A part of me wanted to lead with a hilarious introduction about how I’m not gay – and thus wouldn’t be advising you on what to wear, what bars to hang out at, or where to go on a romantic getaway – but I’ve decided to keep quiet about the whole thing and play it out as we get to know each other better.
We can start out nice and slow, and we’ll just leave it at this: My name is Will, I run a daily blog called Wake and Wander, and I’ll be your adventure tour guide until further notice. It makes sense considering I first met Editor Jimmy Im in Puerto Rico, and that I’m the only one who knows he figuratively pissed himself on a zip-line called The Beast.
Now I understand that zip-lining may not sound as sexy as some other adventure activities, but riding The Beast is the closest I’ve come to feeling like Superman since I donned the pajamas as a five-year old. It’s also unique in that you experience horizontal velocity almost entirely. It is zip-lining – not skydiving – that offers us the closest glimpse of what it feels like to fly. Think about it: To skydive means to fall, not to fly.

* DATA EXTRACT:
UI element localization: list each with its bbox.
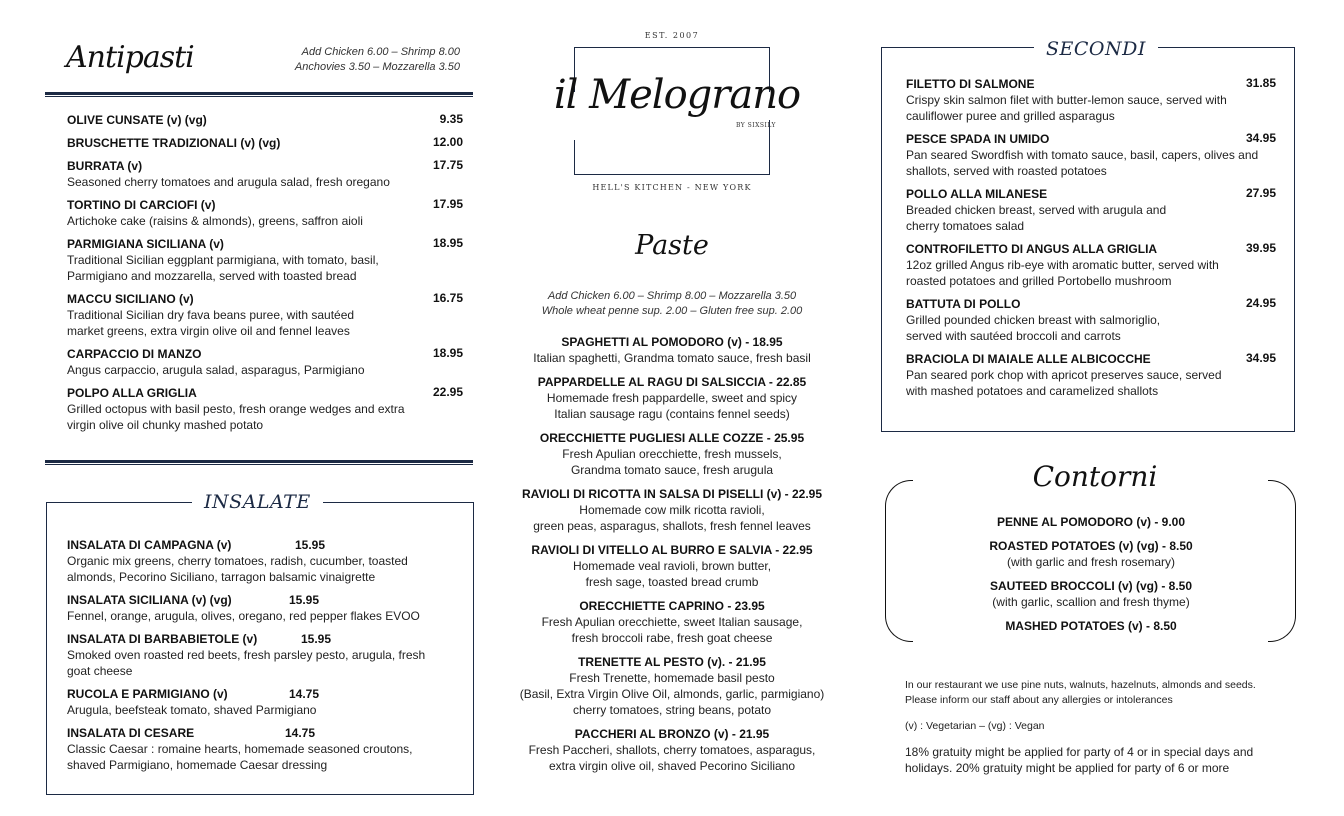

* JOB: Summarize the zip-lining blog introduction in two sentences.

* RESPONSE TO THIS EXERCISE: Will, who runs a daily blog called Wake and Wander, takes on the role of adventure tour guide and recalls first meeting editor Jimmy Im in Puerto Rico. Riding a zip-line called The Beast is described as the closest the writer has come to feeling like Superman, because zip-lining is almost entirely horizontal velocity and gives the closest glimpse of flying, while skydiving means falling.